**RECORDS PROVIDED:**
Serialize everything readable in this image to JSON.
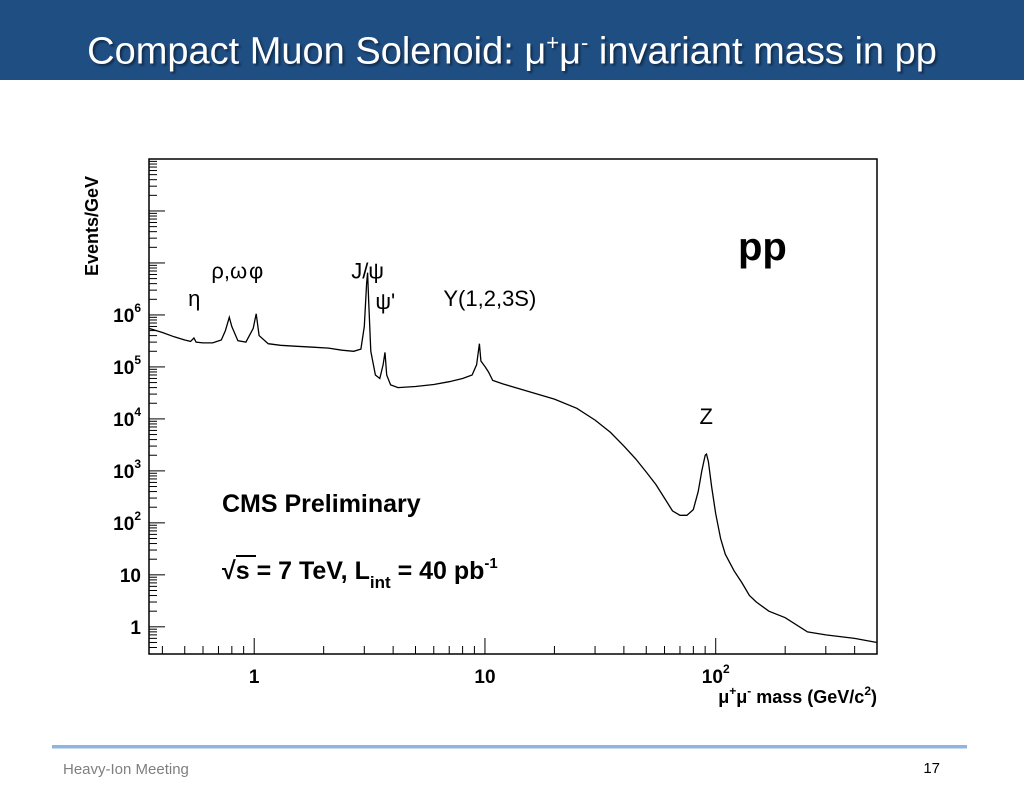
{
  "slide": {
    "title_prefix": "Compact Muon Solenoid: ",
    "title_mu1": "μ",
    "title_sup1": "+",
    "title_mu2": "μ",
    "title_sup2": "-",
    "title_suffix": " invariant mass in pp",
    "footer_text": "Heavy-Ion Meeting",
    "page_number": "17",
    "title_bar_color": "#1f4e83"
  },
  "chart_data": {
    "type": "line",
    "x_scale": "log",
    "y_scale": "log",
    "xlim": [
      0.35,
      500
    ],
    "ylim": [
      0.3,
      1000000000
    ],
    "ylabel": "Events/GeV",
    "xlabel_parts": [
      "μ",
      "+",
      "μ",
      "-",
      " mass (GeV/c",
      "2",
      ")"
    ],
    "x_ticks": [
      {
        "value": 1,
        "label": "1"
      },
      {
        "value": 10,
        "label": "10"
      },
      {
        "value": 100,
        "label": "10",
        "sup": "2"
      }
    ],
    "y_ticks": [
      {
        "value": 1,
        "label": "1"
      },
      {
        "value": 10,
        "label": "10"
      },
      {
        "value": 100,
        "label": "10",
        "sup": "2"
      },
      {
        "value": 1000,
        "label": "10",
        "sup": "3"
      },
      {
        "value": 10000,
        "label": "10",
        "sup": "4"
      },
      {
        "value": 100000,
        "label": "10",
        "sup": "5"
      },
      {
        "value": 1000000,
        "label": "10",
        "sup": "6"
      }
    ],
    "peak_labels": [
      {
        "text": "η",
        "x": 0.55,
        "y": 1500000
      },
      {
        "text": "ρ,ω",
        "x": 0.78,
        "y": 5000000
      },
      {
        "text": "φ",
        "x": 1.02,
        "y": 5000000
      },
      {
        "text": "J/ψ",
        "x": 3.1,
        "y": 5000000
      },
      {
        "text": "ψ'",
        "x": 3.7,
        "y": 1300000
      },
      {
        "text": "Υ(1,2,3S)",
        "x": 10.5,
        "y": 1500000
      },
      {
        "text": "Z",
        "x": 91,
        "y": 8000
      }
    ],
    "annotations": {
      "pp": "pp",
      "cms": "CMS Preliminary",
      "sqrt": "√",
      "energy": "s = 7 TeV,  L",
      "int_sub": "int",
      "lumi": " = 40 pb",
      "lumi_sup": "-1"
    },
    "series": [
      {
        "points": [
          [
            0.35,
            550000
          ],
          [
            0.4,
            460000
          ],
          [
            0.45,
            380000
          ],
          [
            0.5,
            330000
          ],
          [
            0.53,
            310000
          ],
          [
            0.548,
            360000
          ],
          [
            0.56,
            300000
          ],
          [
            0.6,
            290000
          ],
          [
            0.66,
            290000
          ],
          [
            0.72,
            330000
          ],
          [
            0.75,
            500000
          ],
          [
            0.78,
            900000
          ],
          [
            0.8,
            600000
          ],
          [
            0.85,
            320000
          ],
          [
            0.92,
            300000
          ],
          [
            0.99,
            550000
          ],
          [
            1.02,
            1050000
          ],
          [
            1.05,
            400000
          ],
          [
            1.15,
            280000
          ],
          [
            1.3,
            260000
          ],
          [
            1.5,
            250000
          ],
          [
            1.8,
            240000
          ],
          [
            2.1,
            230000
          ],
          [
            2.4,
            210000
          ],
          [
            2.7,
            200000
          ],
          [
            2.9,
            220000
          ],
          [
            3.0,
            600000
          ],
          [
            3.07,
            4000000
          ],
          [
            3.1,
            6500000
          ],
          [
            3.13,
            2000000
          ],
          [
            3.2,
            200000
          ],
          [
            3.35,
            70000
          ],
          [
            3.5,
            60000
          ],
          [
            3.62,
            110000
          ],
          [
            3.69,
            190000
          ],
          [
            3.75,
            70000
          ],
          [
            3.9,
            45000
          ],
          [
            4.2,
            40000
          ],
          [
            5,
            42000
          ],
          [
            6,
            46000
          ],
          [
            7,
            52000
          ],
          [
            8,
            60000
          ],
          [
            8.8,
            70000
          ],
          [
            9.2,
            110000
          ],
          [
            9.46,
            280000
          ],
          [
            9.6,
            130000
          ],
          [
            10.02,
            100000
          ],
          [
            10.36,
            80000
          ],
          [
            10.8,
            55000
          ],
          [
            12,
            47000
          ],
          [
            15,
            35000
          ],
          [
            20,
            24000
          ],
          [
            25,
            16000
          ],
          [
            30,
            9500
          ],
          [
            35,
            5500
          ],
          [
            40,
            3000
          ],
          [
            45,
            1700
          ],
          [
            50,
            950
          ],
          [
            55,
            550
          ],
          [
            60,
            300
          ],
          [
            65,
            170
          ],
          [
            70,
            140
          ],
          [
            75,
            140
          ],
          [
            80,
            180
          ],
          [
            84,
            400
          ],
          [
            87,
            1000
          ],
          [
            90,
            2000
          ],
          [
            91.2,
            2100
          ],
          [
            93,
            1500
          ],
          [
            96,
            500
          ],
          [
            100,
            150
          ],
          [
            105,
            50
          ],
          [
            110,
            25
          ],
          [
            120,
            12
          ],
          [
            130,
            7
          ],
          [
            140,
            4
          ],
          [
            150,
            3
          ],
          [
            170,
            2
          ],
          [
            200,
            1.5
          ],
          [
            250,
            0.8
          ],
          [
            300,
            0.7
          ],
          [
            400,
            0.6
          ],
          [
            500,
            0.5
          ]
        ]
      }
    ]
  }
}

**YOUR OBJECTIVE:**
Point out every line holding the string "mass" and copy it.

**TASK ANSWER:**
    "title_suffix": " invariant mass in pp",
      " mass (GeV/c",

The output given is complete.